* start *

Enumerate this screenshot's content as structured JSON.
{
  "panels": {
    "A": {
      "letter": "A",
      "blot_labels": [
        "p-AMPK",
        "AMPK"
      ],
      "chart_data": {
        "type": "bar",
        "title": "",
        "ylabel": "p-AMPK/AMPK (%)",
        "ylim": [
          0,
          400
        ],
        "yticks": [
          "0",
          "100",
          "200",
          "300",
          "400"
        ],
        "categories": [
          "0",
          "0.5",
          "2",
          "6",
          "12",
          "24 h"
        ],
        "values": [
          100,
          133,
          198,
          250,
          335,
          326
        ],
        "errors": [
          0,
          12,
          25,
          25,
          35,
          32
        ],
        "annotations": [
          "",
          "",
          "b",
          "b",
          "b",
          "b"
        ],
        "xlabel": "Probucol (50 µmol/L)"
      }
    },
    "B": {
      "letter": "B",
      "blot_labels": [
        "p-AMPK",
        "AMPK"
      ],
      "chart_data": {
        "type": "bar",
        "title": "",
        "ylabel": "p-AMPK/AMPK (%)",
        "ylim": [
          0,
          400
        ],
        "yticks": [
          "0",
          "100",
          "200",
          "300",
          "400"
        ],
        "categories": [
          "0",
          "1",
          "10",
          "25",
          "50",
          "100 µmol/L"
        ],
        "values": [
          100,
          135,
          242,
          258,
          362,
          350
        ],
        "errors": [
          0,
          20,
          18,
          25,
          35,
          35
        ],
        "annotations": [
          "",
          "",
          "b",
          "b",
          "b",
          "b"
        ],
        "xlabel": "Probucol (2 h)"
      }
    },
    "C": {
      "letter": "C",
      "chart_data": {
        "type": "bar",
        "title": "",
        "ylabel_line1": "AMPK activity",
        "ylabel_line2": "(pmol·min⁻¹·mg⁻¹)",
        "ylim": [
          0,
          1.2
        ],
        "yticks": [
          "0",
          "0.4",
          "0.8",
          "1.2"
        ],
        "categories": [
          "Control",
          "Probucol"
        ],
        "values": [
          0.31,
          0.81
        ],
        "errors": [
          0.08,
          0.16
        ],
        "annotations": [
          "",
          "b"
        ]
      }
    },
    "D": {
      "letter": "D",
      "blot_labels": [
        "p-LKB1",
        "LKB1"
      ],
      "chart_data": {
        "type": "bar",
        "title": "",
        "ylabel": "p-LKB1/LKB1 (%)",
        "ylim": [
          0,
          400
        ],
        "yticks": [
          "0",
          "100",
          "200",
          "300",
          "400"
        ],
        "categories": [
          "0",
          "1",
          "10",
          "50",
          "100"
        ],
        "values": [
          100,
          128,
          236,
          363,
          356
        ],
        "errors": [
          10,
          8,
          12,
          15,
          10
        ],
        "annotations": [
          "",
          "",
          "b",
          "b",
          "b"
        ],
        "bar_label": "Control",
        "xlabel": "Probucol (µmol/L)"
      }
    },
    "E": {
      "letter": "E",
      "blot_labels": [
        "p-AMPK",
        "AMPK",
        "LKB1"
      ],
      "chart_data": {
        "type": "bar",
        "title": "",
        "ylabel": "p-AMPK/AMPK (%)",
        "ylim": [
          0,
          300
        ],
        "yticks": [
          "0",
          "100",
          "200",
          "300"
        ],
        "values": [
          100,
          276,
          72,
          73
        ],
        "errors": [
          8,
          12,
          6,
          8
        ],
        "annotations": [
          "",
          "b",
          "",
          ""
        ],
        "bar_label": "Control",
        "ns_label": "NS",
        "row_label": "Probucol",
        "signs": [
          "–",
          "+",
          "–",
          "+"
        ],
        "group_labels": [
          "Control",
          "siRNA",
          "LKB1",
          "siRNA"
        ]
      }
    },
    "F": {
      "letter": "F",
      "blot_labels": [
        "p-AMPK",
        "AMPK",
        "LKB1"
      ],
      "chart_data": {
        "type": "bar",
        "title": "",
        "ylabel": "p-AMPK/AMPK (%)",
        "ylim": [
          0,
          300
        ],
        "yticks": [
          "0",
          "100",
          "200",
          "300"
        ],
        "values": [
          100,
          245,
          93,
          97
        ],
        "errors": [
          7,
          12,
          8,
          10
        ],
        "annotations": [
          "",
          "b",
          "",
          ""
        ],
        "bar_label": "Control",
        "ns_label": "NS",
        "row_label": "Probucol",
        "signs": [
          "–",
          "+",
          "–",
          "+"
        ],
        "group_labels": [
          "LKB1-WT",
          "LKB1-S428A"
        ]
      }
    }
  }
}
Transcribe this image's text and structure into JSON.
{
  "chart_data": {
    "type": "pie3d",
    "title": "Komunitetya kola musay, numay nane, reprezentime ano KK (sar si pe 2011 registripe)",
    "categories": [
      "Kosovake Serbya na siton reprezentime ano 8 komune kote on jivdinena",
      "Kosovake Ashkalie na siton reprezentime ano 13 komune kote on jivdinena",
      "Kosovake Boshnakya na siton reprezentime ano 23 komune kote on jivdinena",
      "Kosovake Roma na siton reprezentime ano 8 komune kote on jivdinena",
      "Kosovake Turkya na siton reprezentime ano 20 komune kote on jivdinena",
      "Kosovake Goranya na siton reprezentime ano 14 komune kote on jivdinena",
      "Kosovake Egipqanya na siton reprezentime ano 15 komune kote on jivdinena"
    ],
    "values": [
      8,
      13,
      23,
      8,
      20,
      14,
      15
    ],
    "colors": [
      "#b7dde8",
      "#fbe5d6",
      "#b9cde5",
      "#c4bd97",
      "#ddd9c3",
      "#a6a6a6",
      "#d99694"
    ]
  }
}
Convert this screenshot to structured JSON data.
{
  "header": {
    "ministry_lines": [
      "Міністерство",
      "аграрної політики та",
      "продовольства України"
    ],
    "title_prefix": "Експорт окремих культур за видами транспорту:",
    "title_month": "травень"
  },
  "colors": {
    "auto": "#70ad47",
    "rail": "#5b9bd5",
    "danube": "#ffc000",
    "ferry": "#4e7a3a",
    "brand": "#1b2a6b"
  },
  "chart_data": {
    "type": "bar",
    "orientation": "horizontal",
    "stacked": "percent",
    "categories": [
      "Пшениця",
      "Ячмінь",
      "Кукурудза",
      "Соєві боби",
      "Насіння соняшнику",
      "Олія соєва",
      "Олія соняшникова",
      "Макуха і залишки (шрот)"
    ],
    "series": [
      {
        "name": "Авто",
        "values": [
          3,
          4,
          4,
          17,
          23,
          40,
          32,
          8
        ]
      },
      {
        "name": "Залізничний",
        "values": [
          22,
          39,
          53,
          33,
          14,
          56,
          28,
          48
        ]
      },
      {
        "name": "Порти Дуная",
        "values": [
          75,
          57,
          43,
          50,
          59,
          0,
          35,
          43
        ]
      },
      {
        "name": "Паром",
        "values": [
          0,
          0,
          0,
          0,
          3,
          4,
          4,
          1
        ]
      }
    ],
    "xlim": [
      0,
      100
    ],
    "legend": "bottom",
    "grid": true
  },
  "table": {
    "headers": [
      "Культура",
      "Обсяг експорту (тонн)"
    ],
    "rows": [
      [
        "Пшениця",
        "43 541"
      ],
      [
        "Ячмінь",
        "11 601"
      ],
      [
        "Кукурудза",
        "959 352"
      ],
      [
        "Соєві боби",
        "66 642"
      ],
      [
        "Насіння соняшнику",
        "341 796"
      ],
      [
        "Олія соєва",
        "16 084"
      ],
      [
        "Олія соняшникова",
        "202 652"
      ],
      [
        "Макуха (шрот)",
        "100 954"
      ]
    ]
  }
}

* end *

» EXERCISE DIRECTIONS:
Print back all the lines verbatim.

» ANSWER TO THIS PROBLEM:
Enumerate this screenshot's content as structured JSON.
{
  "panels": {
    "A": {
      "letter": "A",
      "blot_labels": [
        "p-AMPK",
        "AMPK"
      ],
      "chart_data": {
        "type": "bar",
        "title": "",
        "ylabel": "p-AMPK/AMPK (%)",
        "ylim": [
          0,
          400
        ],
        "yticks": [
          "0",
          "100",
          "200",
          "300",
          "400"
        ],
        "categories": [
          "0",
          "0.5",
          "2",
          "6",
          "12",
          "24 h"
        ],
        "values": [
          100,
          133,
          198,
          250,
          335,
          326
        ],
        "errors": [
          0,
          12,
          25,
          25,
          35,
          32
        ],
        "annotations": [
          "",
          "",
          "b",
          "b",
          "b",
          "b"
        ],
        "xlabel": "Probucol (50 µmol/L)"
      }
    },
    "B": {
      "letter": "B",
      "blot_labels": [
        "p-AMPK",
        "AMPK"
      ],
      "chart_data": {
        "type": "bar",
        "title": "",
        "ylabel": "p-AMPK/AMPK (%)",
        "ylim": [
          0,
          400
        ],
        "yticks": [
          "0",
          "100",
          "200",
          "300",
          "400"
        ],
        "categories": [
          "0",
          "1",
          "10",
          "25",
          "50",
          "100 µmol/L"
        ],
        "values": [
          100,
          135,
          242,
          258,
          362,
          350
        ],
        "errors": [
          0,
          20,
          18,
          25,
          35,
          35
        ],
        "annotations": [
          "",
          "",
          "b",
          "b",
          "b",
          "b"
        ],
        "xlabel": "Probucol (2 h)"
      }
    },
    "C": {
      "letter": "C",
      "chart_data": {
        "type": "bar",
        "title": "",
        "ylabel_line1": "AMPK activity",
        "ylabel_line2": "(pmol·min⁻¹·mg⁻¹)",
        "ylim": [
          0,
          1.2
        ],
        "yticks": [
          "0",
          "0.4",
          "0.8",
          "1.2"
        ],
        "categories": [
          "Control",
          "Probucol"
        ],
        "values": [
          0.31,
          0.81
        ],
        "errors": [
          0.08,
          0.16
        ],
        "annotations": [
          "",
          "b"
        ]
      }
    },
    "D": {
      "letter": "D",
      "blot_labels": [
        "p-LKB1",
        "LKB1"
      ],
      "chart_data": {
        "type": "bar",
        "title": "",
        "ylabel": "p-LKB1/LKB1 (%)",
        "ylim": [
          0,
          400
        ],
        "yticks": [
          "0",
          "100",
          "200",
          "300",
          "400"
        ],
        "categories": [
          "0",
          "1",
          "10",
          "50",
          "100"
        ],
        "values": [
          100,
          128,
          236,
          363,
          356
        ],
        "errors": [
          10,
          8,
          12,
          15,
          10
        ],
        "annotations": [
          "",
          "",
          "b",
          "b",
          "b"
        ],
        "bar_label": "Control",
        "xlabel": "Probucol (µmol/L)"
      }
    },
    "E": {
      "letter": "E",
      "blot_labels": [
        "p-AMPK",
        "AMPK",
        "LKB1"
      ],
      "chart_data": {
        "type": "bar",
        "title": "",
        "ylabel": "p-AMPK/AMPK (%)",
        "ylim": [
          0,
          300
        ],
        "yticks": [
          "0",
          "100",
          "200",
          "300"
        ],
        "values": [
          100,
          276,
          72,
          73
        ],
        "errors": [
          8,
          12,
          6,
          8
        ],
        "annotations": [
          "",
          "b",
          "",
          ""
        ],
        "bar_label": "Control",
        "ns_label": "NS",
        "row_label": "Probucol",
        "signs": [
          "–",
          "+",
          "–",
          "+"
        ],
        "group_labels": [
          "Control",
          "siRNA",
          "LKB1",
          "siRNA"
        ]
      }
    },
    "F": {
      "letter": "F",
      "blot_labels": [
        "p-AMPK",
        "AMPK",
        "LKB1"
      ],
      "chart_data": {
        "type": "bar",
        "title": "",
        "ylabel": "p-AMPK/AMPK (%)",
        "ylim": [
          0,
          300
        ],
        "yticks": [
          "0",
          "100",
          "200",
          "300"
        ],
        "values": [
          100,
          245,
          93,
          97
        ],
        "errors": [
          7,
          12,
          8,
          10
        ],
        "annotations": [
          "",
          "b",
          "",
          ""
        ],
        "bar_label": "Control",
        "ns_label": "NS",
        "row_label": "Probucol",
        "signs": [
          "–",
          "+",
          "–",
          "+"
        ],
        "group_labels": [
          "LKB1-WT",
          "LKB1-S428A"
        ]
      }
    }
  }
}
Transcribe this image's text and structure into JSON.
{
  "chart_data": {
    "type": "pie3d",
    "title": "Komunitetya kola musay, numay nane, reprezentime ano KK (sar si pe 2011 registripe)",
    "categories": [
      "Kosovake Serbya na siton reprezentime ano 8 komune kote on jivdinena",
      "Kosovake Ashkalie na siton reprezentime ano 13 komune kote on jivdinena",
      "Kosovake Boshnakya na siton reprezentime ano 23 komune kote on jivdinena",
      "Kosovake Roma na siton reprezentime ano 8 komune kote on jivdinena",
      "Kosovake Turkya na siton reprezentime ano 20 komune kote on jivdinena",
      "Kosovake Goranya na siton reprezentime ano 14 komune kote on jivdinena",
      "Kosovake Egipqanya na siton reprezentime ano 15 komune kote on jivdinena"
    ],
    "values": [
      8,
      13,
      23,
      8,
      20,
      14,
      15
    ],
    "colors": [
      "#b7dde8",
      "#fbe5d6",
      "#b9cde5",
      "#c4bd97",
      "#ddd9c3",
      "#a6a6a6",
      "#d99694"
    ]
  }
}
Convert this screenshot to structured JSON data.
{
  "header": {
    "ministry_lines": [
      "Міністерство",
      "аграрної політики та",
      "продовольства України"
    ],
    "title_prefix": "Експорт окремих культур за видами транспорту:",
    "title_month": "травень"
  },
  "colors": {
    "auto": "#70ad47",
    "rail": "#5b9bd5",
    "danube": "#ffc000",
    "ferry": "#4e7a3a",
    "brand": "#1b2a6b"
  },
  "chart_data": {
    "type": "bar",
    "orientation": "horizontal",
    "stacked": "percent",
    "categories": [
      "Пшениця",
      "Ячмінь",
      "Кукурудза",
      "Соєві боби",
      "Насіння соняшнику",
      "Олія соєва",
      "Олія соняшникова",
      "Макуха і залишки (шрот)"
    ],
    "series": [
      {
        "name": "Авто",
        "values": [
          3,
          4,
          4,
          17,
          23,
          40,
          32,
          8
        ]
      },
      {
        "name": "Залізничний",
        "values": [
          22,
          39,
          53,
          33,
          14,
          56,
          28,
          48
        ]
      },
      {
        "name": "Порти Дуная",
        "values": [
          75,
          57,
          43,
          50,
          59,
          0,
          35,
          43
        ]
      },
      {
        "name": "Паром",
        "values": [
          0,
          0,
          0,
          0,
          3,
          4,
          4,
          1
        ]
      }
    ],
    "xlim": [
      0,
      100
    ],
    "legend": "bottom",
    "grid": true
  },
  "table": {
    "headers": [
      "Культура",
      "Обсяг експорту (тонн)"
    ],
    "rows": [
      [
        "Пшениця",
        "43 541"
      ],
      [
        "Ячмінь",
        "11 601"
      ],
      [
        "Кукурудза",
        "959 352"
      ],
      [
        "Соєві боби",
        "66 642"
      ],
      [
        "Насіння соняшнику",
        "341 796"
      ],
      [
        "Олія соєва",
        "16 084"
      ],
      [
        "Олія соняшникова",
        "202 652"
      ],
      [
        "Макуха (шрот)",
        "100 954"
      ]
    ]
  }
}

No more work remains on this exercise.